Figure dataset records

****

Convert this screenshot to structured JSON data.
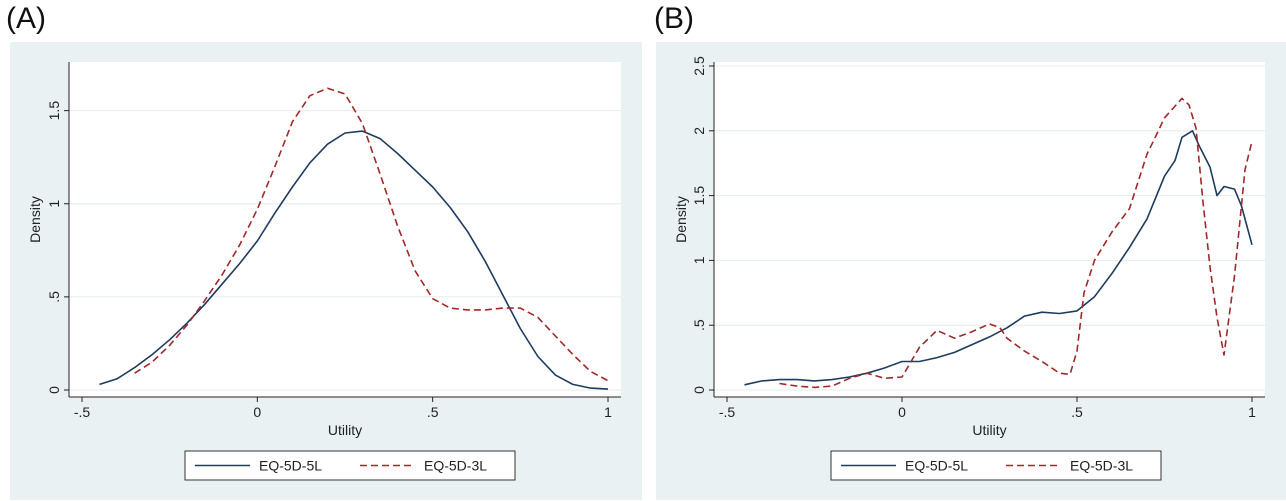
{
  "panels": [
    {
      "label": "(A)"
    },
    {
      "label": "(B)"
    }
  ],
  "chart_data": [
    {
      "type": "line",
      "panel": "(A)",
      "xlabel": "Utility",
      "ylabel": "Density",
      "xlim": [
        -0.5,
        1
      ],
      "ylim": [
        0,
        1.6
      ],
      "xticks": [
        -0.5,
        0,
        0.5,
        1
      ],
      "xtick_labels": [
        "-.5",
        "0",
        ".5",
        "1"
      ],
      "yticks": [
        0,
        0.5,
        1,
        1.5
      ],
      "ytick_labels": [
        "0",
        ".5",
        "1",
        "1.5"
      ],
      "grid": true,
      "legend": "bottom",
      "series": [
        {
          "name": "EQ-5D-5L",
          "color": "#1f3b5e",
          "style": "solid",
          "x": [
            -0.45,
            -0.4,
            -0.35,
            -0.3,
            -0.25,
            -0.2,
            -0.15,
            -0.1,
            -0.05,
            0,
            0.05,
            0.1,
            0.15,
            0.2,
            0.25,
            0.3,
            0.35,
            0.4,
            0.45,
            0.5,
            0.55,
            0.6,
            0.65,
            0.7,
            0.75,
            0.8,
            0.85,
            0.9,
            0.95,
            1.0
          ],
          "y": [
            0.03,
            0.06,
            0.12,
            0.19,
            0.27,
            0.36,
            0.46,
            0.57,
            0.68,
            0.8,
            0.95,
            1.09,
            1.22,
            1.32,
            1.38,
            1.39,
            1.35,
            1.27,
            1.18,
            1.09,
            0.98,
            0.85,
            0.69,
            0.51,
            0.33,
            0.18,
            0.08,
            0.03,
            0.01,
            0.005
          ]
        },
        {
          "name": "EQ-5D-3L",
          "color": "#a0282a",
          "style": "dashed",
          "x": [
            -0.35,
            -0.3,
            -0.25,
            -0.2,
            -0.15,
            -0.1,
            -0.05,
            0,
            0.05,
            0.1,
            0.15,
            0.2,
            0.25,
            0.3,
            0.35,
            0.4,
            0.45,
            0.5,
            0.55,
            0.6,
            0.65,
            0.7,
            0.75,
            0.8,
            0.85,
            0.9,
            0.95,
            1.0
          ],
          "y": [
            0.09,
            0.15,
            0.24,
            0.35,
            0.48,
            0.62,
            0.78,
            0.97,
            1.2,
            1.44,
            1.58,
            1.62,
            1.59,
            1.43,
            1.16,
            0.88,
            0.64,
            0.49,
            0.44,
            0.43,
            0.43,
            0.44,
            0.44,
            0.39,
            0.29,
            0.19,
            0.1,
            0.05
          ]
        }
      ]
    },
    {
      "type": "line",
      "panel": "(B)",
      "xlabel": "Utility",
      "ylabel": "Density",
      "xlim": [
        -0.5,
        1
      ],
      "ylim": [
        0,
        2.5
      ],
      "xticks": [
        -0.5,
        0,
        0.5,
        1
      ],
      "xtick_labels": [
        "-.5",
        "0",
        ".5",
        "1"
      ],
      "yticks": [
        0,
        0.5,
        1,
        1.5,
        2,
        2.5
      ],
      "ytick_labels": [
        "0",
        ".5",
        "1",
        "1.5",
        "2",
        "2.5"
      ],
      "grid": true,
      "legend": "bottom",
      "series": [
        {
          "name": "EQ-5D-5L",
          "color": "#1f3b5e",
          "style": "solid",
          "x": [
            -0.45,
            -0.4,
            -0.35,
            -0.3,
            -0.25,
            -0.2,
            -0.15,
            -0.1,
            -0.05,
            0,
            0.05,
            0.1,
            0.15,
            0.2,
            0.25,
            0.3,
            0.35,
            0.4,
            0.45,
            0.5,
            0.55,
            0.6,
            0.65,
            0.7,
            0.75,
            0.78,
            0.8,
            0.83,
            0.85,
            0.88,
            0.9,
            0.92,
            0.95,
            0.97,
            1.0
          ],
          "y": [
            0.04,
            0.07,
            0.08,
            0.08,
            0.07,
            0.08,
            0.1,
            0.13,
            0.17,
            0.22,
            0.22,
            0.25,
            0.29,
            0.35,
            0.41,
            0.48,
            0.57,
            0.6,
            0.59,
            0.61,
            0.72,
            0.9,
            1.1,
            1.32,
            1.65,
            1.77,
            1.95,
            2.0,
            1.88,
            1.72,
            1.5,
            1.57,
            1.55,
            1.42,
            1.12
          ]
        },
        {
          "name": "EQ-5D-3L",
          "color": "#a0282a",
          "style": "dashed",
          "x": [
            -0.35,
            -0.3,
            -0.25,
            -0.2,
            -0.15,
            -0.1,
            -0.05,
            0,
            0.05,
            0.1,
            0.15,
            0.2,
            0.25,
            0.28,
            0.3,
            0.35,
            0.4,
            0.45,
            0.48,
            0.5,
            0.52,
            0.55,
            0.6,
            0.65,
            0.7,
            0.72,
            0.75,
            0.77,
            0.8,
            0.82,
            0.84,
            0.86,
            0.88,
            0.9,
            0.92,
            0.95,
            0.98,
            1.0
          ],
          "y": [
            0.05,
            0.03,
            0.02,
            0.03,
            0.09,
            0.13,
            0.09,
            0.1,
            0.33,
            0.46,
            0.4,
            0.45,
            0.51,
            0.48,
            0.4,
            0.3,
            0.22,
            0.13,
            0.12,
            0.3,
            0.75,
            1.0,
            1.22,
            1.4,
            1.82,
            1.93,
            2.1,
            2.16,
            2.25,
            2.2,
            2.02,
            1.45,
            0.95,
            0.56,
            0.27,
            0.88,
            1.7,
            1.92
          ]
        }
      ]
    }
  ]
}
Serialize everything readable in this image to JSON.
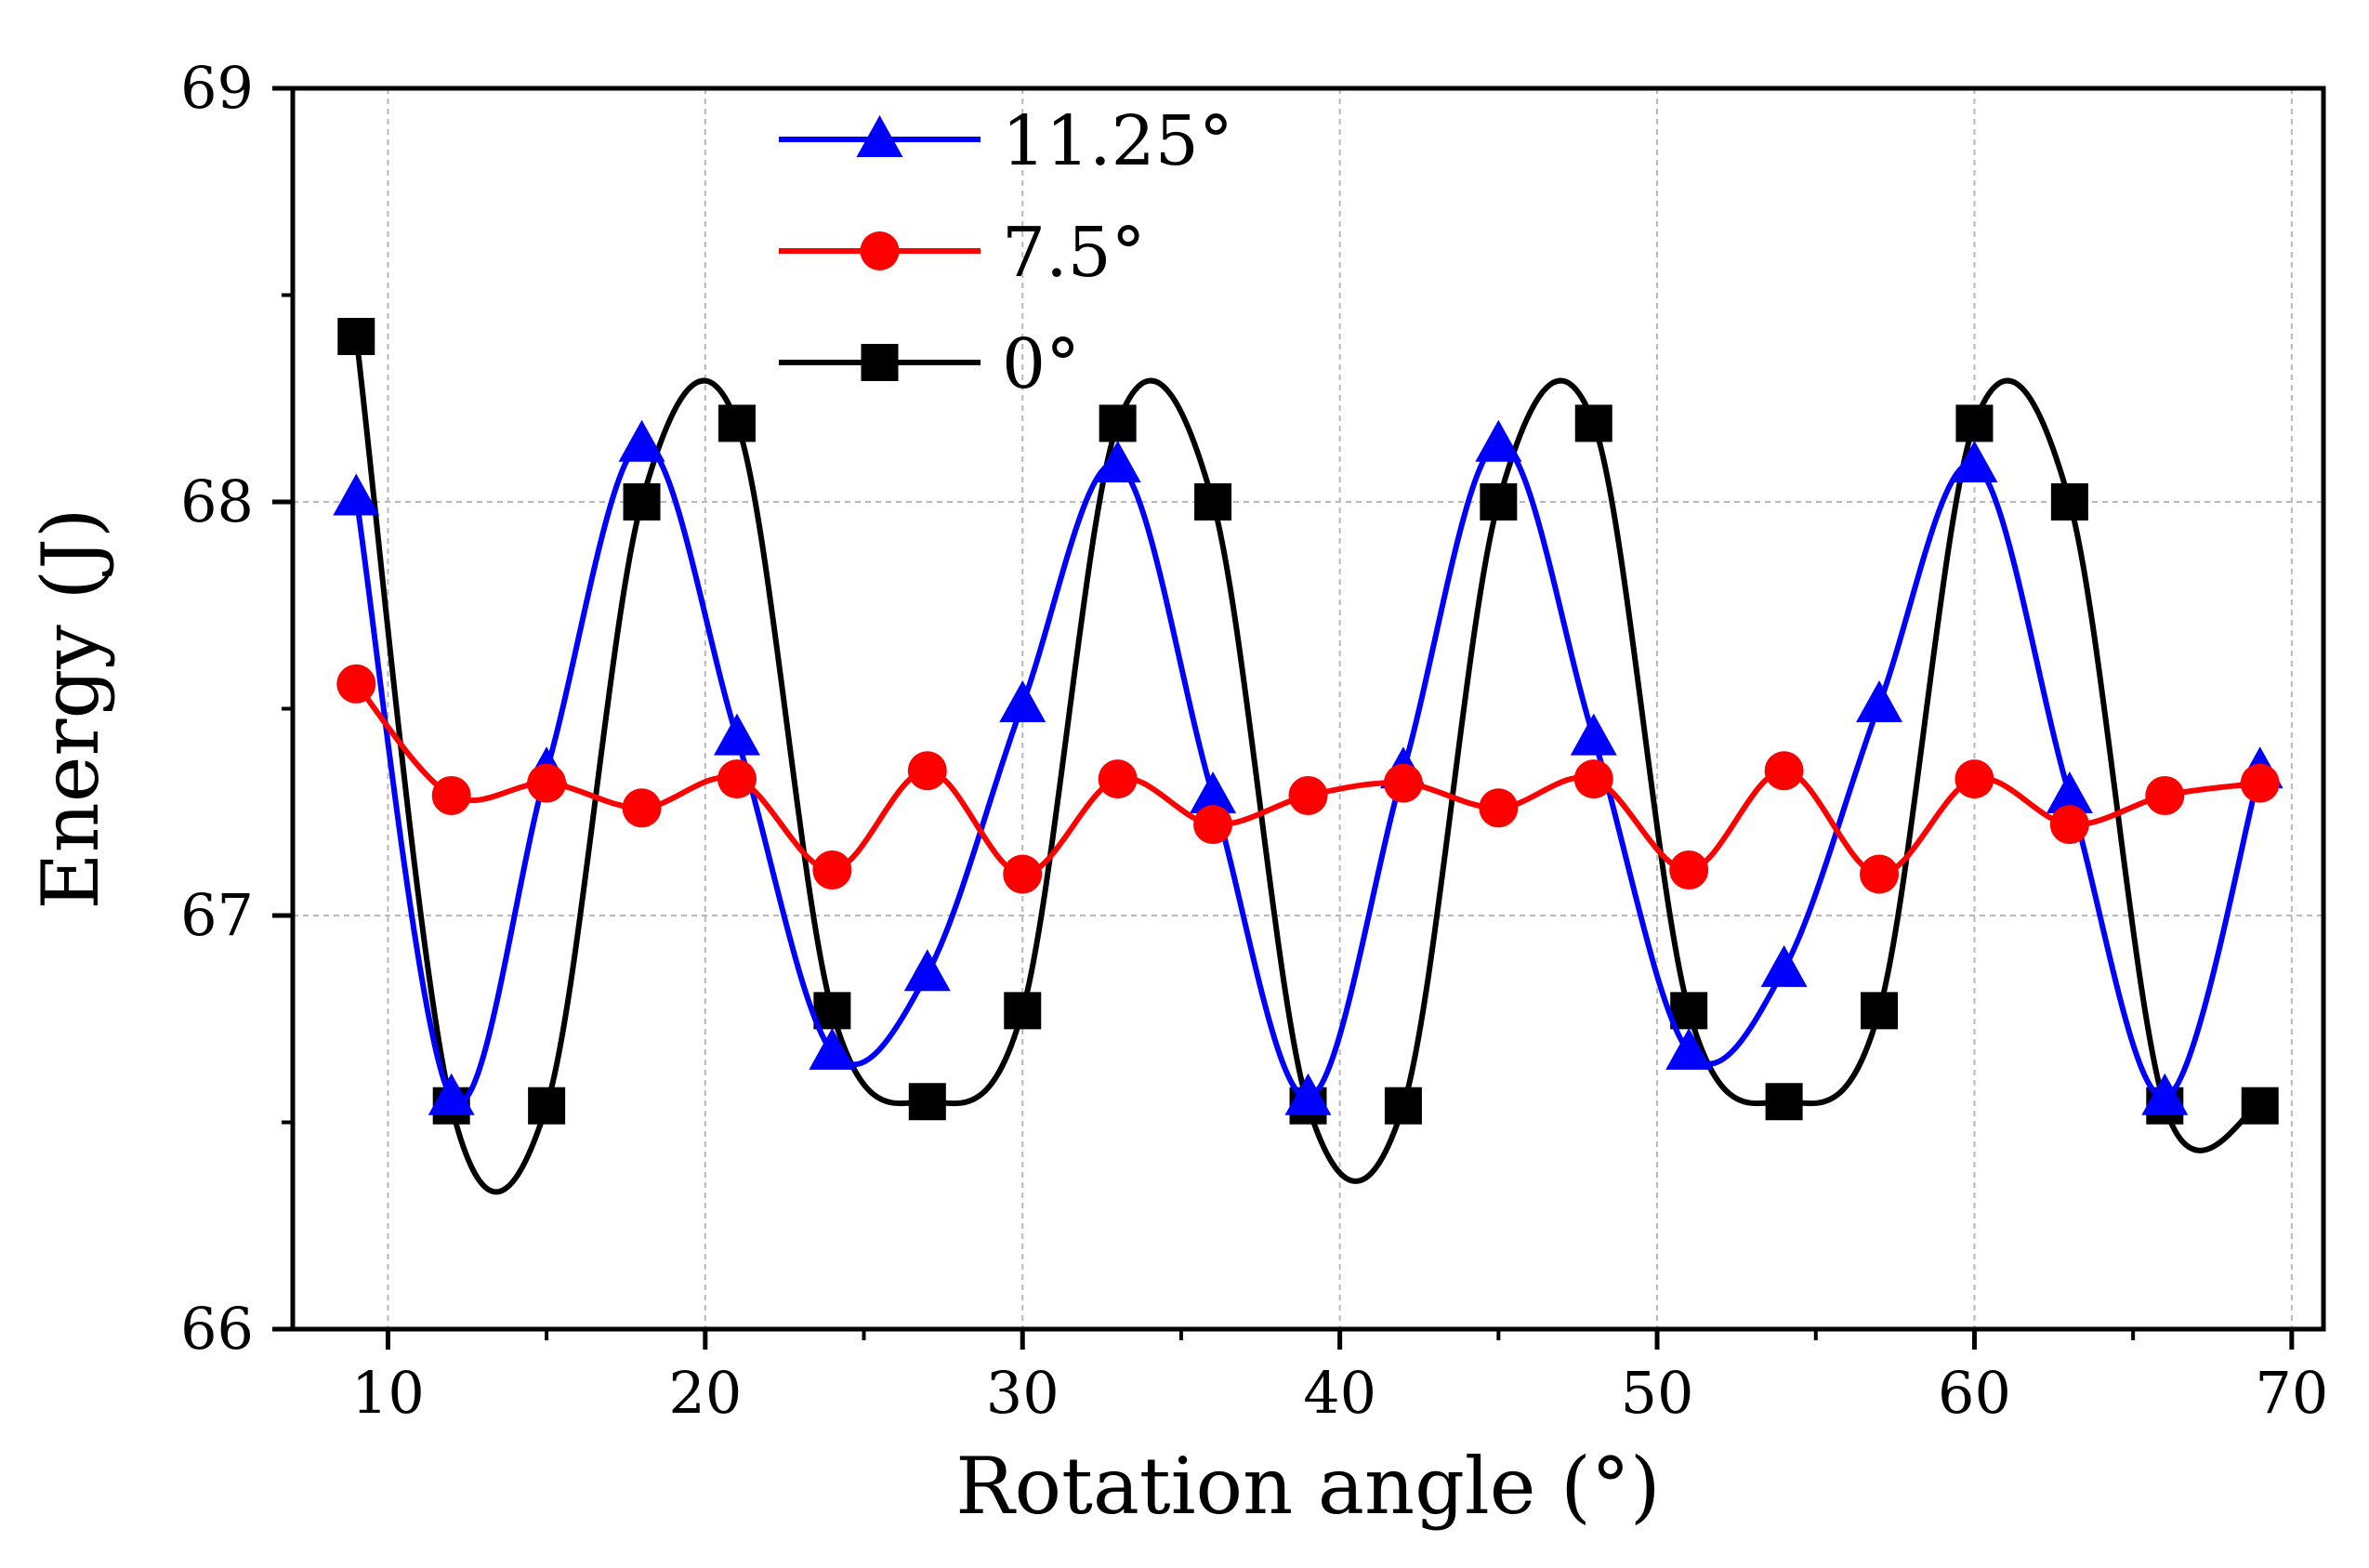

****

- [Your goal]: Leave the pictures out and print the records above exactly as they stand.

- [Task solution]:
Convert this screenshot to structured JSON data.
{
  "panels": [
    {
      "label": "(A)"
    },
    {
      "label": "(B)"
    }
  ],
  "chart_data": [
    {
      "type": "line",
      "panel": "(A)",
      "xlabel": "Utility",
      "ylabel": "Density",
      "xlim": [
        -0.5,
        1
      ],
      "ylim": [
        0,
        1.6
      ],
      "xticks": [
        -0.5,
        0,
        0.5,
        1
      ],
      "xtick_labels": [
        "-.5",
        "0",
        ".5",
        "1"
      ],
      "yticks": [
        0,
        0.5,
        1,
        1.5
      ],
      "ytick_labels": [
        "0",
        ".5",
        "1",
        "1.5"
      ],
      "grid": true,
      "legend": "bottom",
      "series": [
        {
          "name": "EQ-5D-5L",
          "color": "#1f3b5e",
          "style": "solid",
          "x": [
            -0.45,
            -0.4,
            -0.35,
            -0.3,
            -0.25,
            -0.2,
            -0.15,
            -0.1,
            -0.05,
            0,
            0.05,
            0.1,
            0.15,
            0.2,
            0.25,
            0.3,
            0.35,
            0.4,
            0.45,
            0.5,
            0.55,
            0.6,
            0.65,
            0.7,
            0.75,
            0.8,
            0.85,
            0.9,
            0.95,
            1.0
          ],
          "y": [
            0.03,
            0.06,
            0.12,
            0.19,
            0.27,
            0.36,
            0.46,
            0.57,
            0.68,
            0.8,
            0.95,
            1.09,
            1.22,
            1.32,
            1.38,
            1.39,
            1.35,
            1.27,
            1.18,
            1.09,
            0.98,
            0.85,
            0.69,
            0.51,
            0.33,
            0.18,
            0.08,
            0.03,
            0.01,
            0.005
          ]
        },
        {
          "name": "EQ-5D-3L",
          "color": "#a0282a",
          "style": "dashed",
          "x": [
            -0.35,
            -0.3,
            -0.25,
            -0.2,
            -0.15,
            -0.1,
            -0.05,
            0,
            0.05,
            0.1,
            0.15,
            0.2,
            0.25,
            0.3,
            0.35,
            0.4,
            0.45,
            0.5,
            0.55,
            0.6,
            0.65,
            0.7,
            0.75,
            0.8,
            0.85,
            0.9,
            0.95,
            1.0
          ],
          "y": [
            0.09,
            0.15,
            0.24,
            0.35,
            0.48,
            0.62,
            0.78,
            0.97,
            1.2,
            1.44,
            1.58,
            1.62,
            1.59,
            1.43,
            1.16,
            0.88,
            0.64,
            0.49,
            0.44,
            0.43,
            0.43,
            0.44,
            0.44,
            0.39,
            0.29,
            0.19,
            0.1,
            0.05
          ]
        }
      ]
    },
    {
      "type": "line",
      "panel": "(B)",
      "xlabel": "Utility",
      "ylabel": "Density",
      "xlim": [
        -0.5,
        1
      ],
      "ylim": [
        0,
        2.5
      ],
      "xticks": [
        -0.5,
        0,
        0.5,
        1
      ],
      "xtick_labels": [
        "-.5",
        "0",
        ".5",
        "1"
      ],
      "yticks": [
        0,
        0.5,
        1,
        1.5,
        2,
        2.5
      ],
      "ytick_labels": [
        "0",
        ".5",
        "1",
        "1.5",
        "2",
        "2.5"
      ],
      "grid": true,
      "legend": "bottom",
      "series": [
        {
          "name": "EQ-5D-5L",
          "color": "#1f3b5e",
          "style": "solid",
          "x": [
            -0.45,
            -0.4,
            -0.35,
            -0.3,
            -0.25,
            -0.2,
            -0.15,
            -0.1,
            -0.05,
            0,
            0.05,
            0.1,
            0.15,
            0.2,
            0.25,
            0.3,
            0.35,
            0.4,
            0.45,
            0.5,
            0.55,
            0.6,
            0.65,
            0.7,
            0.75,
            0.78,
            0.8,
            0.83,
            0.85,
            0.88,
            0.9,
            0.92,
            0.95,
            0.97,
            1.0
          ],
          "y": [
            0.04,
            0.07,
            0.08,
            0.08,
            0.07,
            0.08,
            0.1,
            0.13,
            0.17,
            0.22,
            0.22,
            0.25,
            0.29,
            0.35,
            0.41,
            0.48,
            0.57,
            0.6,
            0.59,
            0.61,
            0.72,
            0.9,
            1.1,
            1.32,
            1.65,
            1.77,
            1.95,
            2.0,
            1.88,
            1.72,
            1.5,
            1.57,
            1.55,
            1.42,
            1.12
          ]
        },
        {
          "name": "EQ-5D-3L",
          "color": "#a0282a",
          "style": "dashed",
          "x": [
            -0.35,
            -0.3,
            -0.25,
            -0.2,
            -0.15,
            -0.1,
            -0.05,
            0,
            0.05,
            0.1,
            0.15,
            0.2,
            0.25,
            0.28,
            0.3,
            0.35,
            0.4,
            0.45,
            0.48,
            0.5,
            0.52,
            0.55,
            0.6,
            0.65,
            0.7,
            0.72,
            0.75,
            0.77,
            0.8,
            0.82,
            0.84,
            0.86,
            0.88,
            0.9,
            0.92,
            0.95,
            0.98,
            1.0
          ],
          "y": [
            0.05,
            0.03,
            0.02,
            0.03,
            0.09,
            0.13,
            0.09,
            0.1,
            0.33,
            0.46,
            0.4,
            0.45,
            0.51,
            0.48,
            0.4,
            0.3,
            0.22,
            0.13,
            0.12,
            0.3,
            0.75,
            1.0,
            1.22,
            1.4,
            1.82,
            1.93,
            2.1,
            2.16,
            2.25,
            2.2,
            2.02,
            1.45,
            0.95,
            0.56,
            0.27,
            0.88,
            1.7,
            1.92
          ]
        }
      ]
    }
  ]
}
Serialize everything readable in this image to JSON.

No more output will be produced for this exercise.